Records
________________________________________
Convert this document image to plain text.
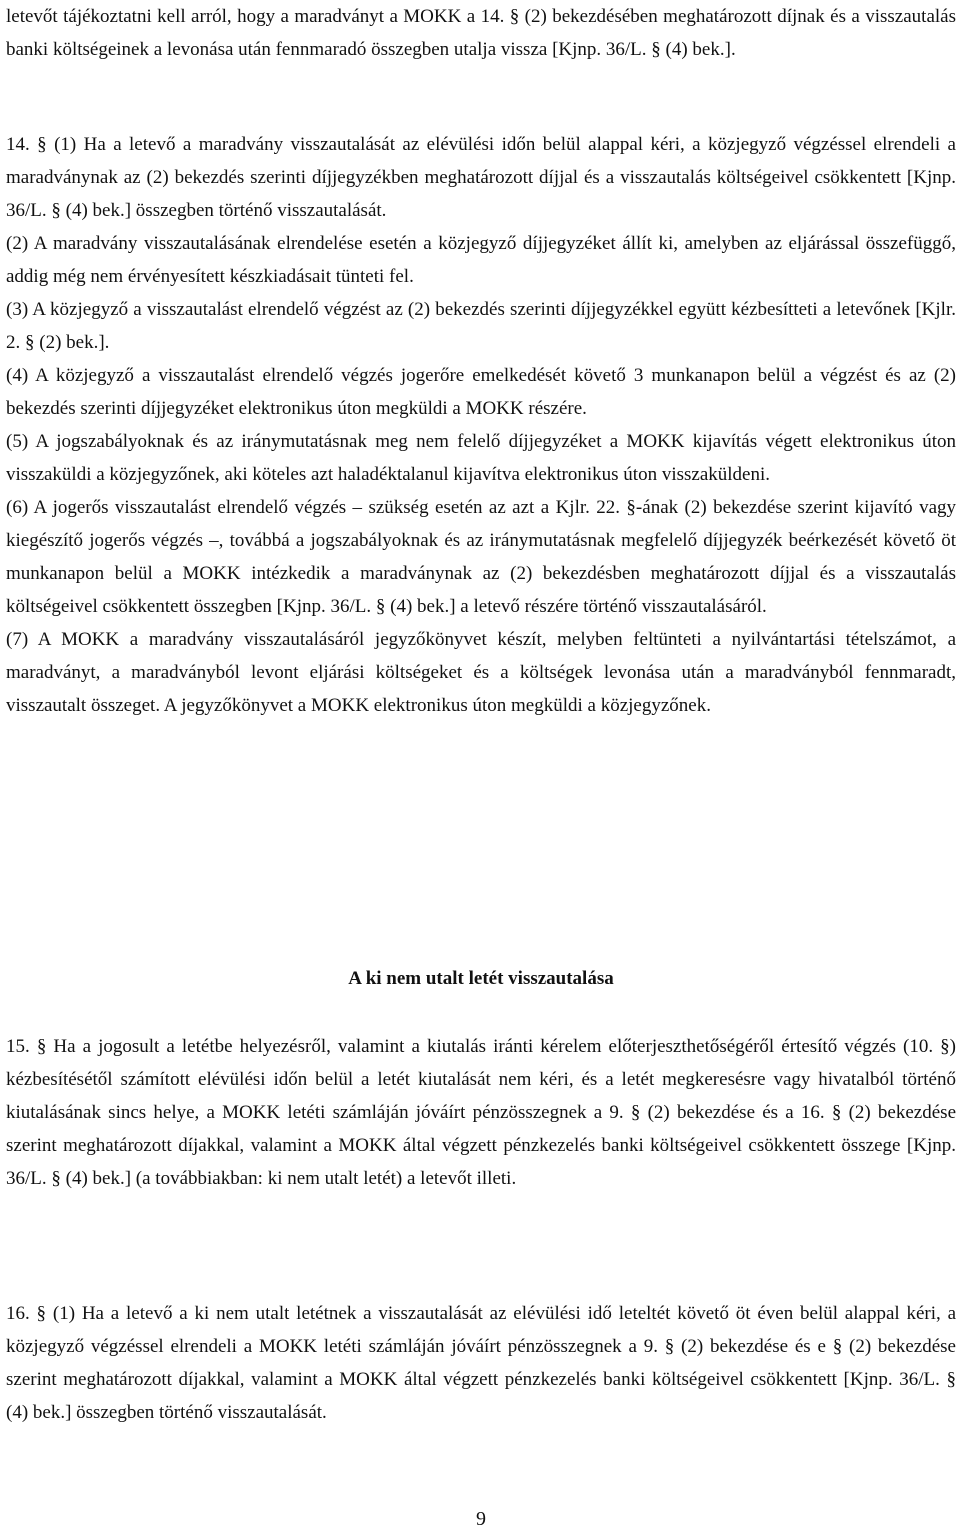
letevőt tájékoztatni kell arról, hogy a maradványt a MOKK a 14. § (2) bekezdésében meghatározott díjnak és a visszautalás banki költségeinek a levonása után fennmaradó összegben utalja vissza [Kjnp. 36/L. § (4) bek.].

14. § (1) Ha a letevő a maradvány visszautalását az elévülési időn belül alappal kéri, a közjegyző végzéssel elrendeli a maradványnak az (2) bekezdés szerinti díjjegyzékben meghatározott díjjal és a visszautalás költségeivel csökkentett [Kjnp. 36/L. § (4) bek.] összegben történő visszautalását.

(2) A maradvány visszautalásának elrendelése esetén a közjegyző díjjegyzéket állít ki, amelyben az eljárással összefüggő, addig még nem érvényesített készkiadásait tünteti fel.

(3) A közjegyző a visszautalást elrendelő végzést az (2) bekezdés szerinti díjjegyzékkel együtt kézbesítteti a letevőnek [Kjlr. 2. § (2) bek.].

(4) A közjegyző a visszautalást elrendelő végzés jogerőre emelkedését követő 3 munkanapon belül a végzést és az (2) bekezdés szerinti díjjegyzéket elektronikus úton megküldi a MOKK részére.

(5) A jogszabályoknak és az iránymutatásnak meg nem felelő díjjegyzéket a MOKK kijavítás végett elektronikus úton visszaküldi a közjegyzőnek, aki köteles azt haladéktalanul kijavítva elektronikus úton visszaküldeni.

(6) A jogerős visszautalást elrendelő végzés – szükség esetén az azt a Kjlr. 22. §-ának (2) bekezdése szerint kijavító vagy kiegészítő jogerős végzés –, továbbá a jogszabályoknak és az iránymutatásnak megfelelő díjjegyzék beérkezését követő öt munkanapon belül a MOKK intézkedik a maradványnak az (2) bekezdésben meghatározott díjjal és a visszautalás költségeivel csökkentett összegben [Kjnp. 36/L. § (4) bek.] a letevő részére történő visszautalásáról.

(7) A MOKK a maradvány visszautalásáról jegyzőkönyvet készít, melyben feltünteti a nyilvántartási tételszámot, a maradványt, a maradványból levont eljárási költségeket és a költségek levonása után a maradványból fennmaradt, visszautalt összeget. A jegyzőkönyvet a MOKK elektronikus úton megküldi a közjegyzőnek.

A ki nem utalt letét visszautalása

15. § Ha a jogosult a letétbe helyezésről, valamint a kiutalás iránti kérelem előterjeszthetőségéről értesítő végzés (10. §) kézbesítésétől számított elévülési időn belül a letét kiutalását nem kéri, és a letét megkeresésre vagy hivatalból történő kiutalásának sincs helye, a MOKK letéti számláján jóváírt pénzösszegnek a 9. § (2) bekezdése és a 16. § (2) bekezdése szerint meghatározott díjakkal, valamint a MOKK által végzett pénzkezelés banki költségeivel csökkentett összege [Kjnp. 36/L. § (4) bek.] (a továbbiakban: ki nem utalt letét) a letevőt illeti.

16. § (1) Ha a letevő a ki nem utalt letétnek a visszautalását az elévülési idő leteltét követő öt éven belül alappal kéri, a közjegyző végzéssel elrendeli a MOKK letéti számláján jóváírt pénzösszegnek a 9. § (2) bekezdése és e § (2) bekezdése szerint meghatározott díjakkal, valamint a MOKK által végzett pénzkezelés banki költségeivel csökkentett [Kjnp. 36/L. § (4) bek.] összegben történő visszautalását.

9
________________________________________
◆ Problem ◆
Go over the data above and copy every line that has the word "jogszabályoknak" in it.

◆ Final answer ◆
(5) A jogszabályoknak és az iránymutatásnak meg nem felelő díjjegyzéket a MOKK kijavítás végett elektronikus úton visszaküldi a közjegyzőnek, aki köteles azt haladéktalanul kijavítva elektronikus úton visszaküldeni.
(6) A jogerős visszautalást elrendelő végzés – szükség esetén az azt a Kjlr. 22. §-ának (2) bekezdése szerint kijavító vagy kiegészítő jogerős végzés –, továbbá a jogszabályoknak és az iránymutatásnak megfelelő díjjegyzék beérkezését követő öt munkanapon belül a MOKK intézkedik a maradványnak az (2) bekezdésben meghatározott díjjal és a visszautalás költségeivel csökkentett összegben [Kjnp. 36/L. § (4) bek.] a letevő részére történő visszautalásáról.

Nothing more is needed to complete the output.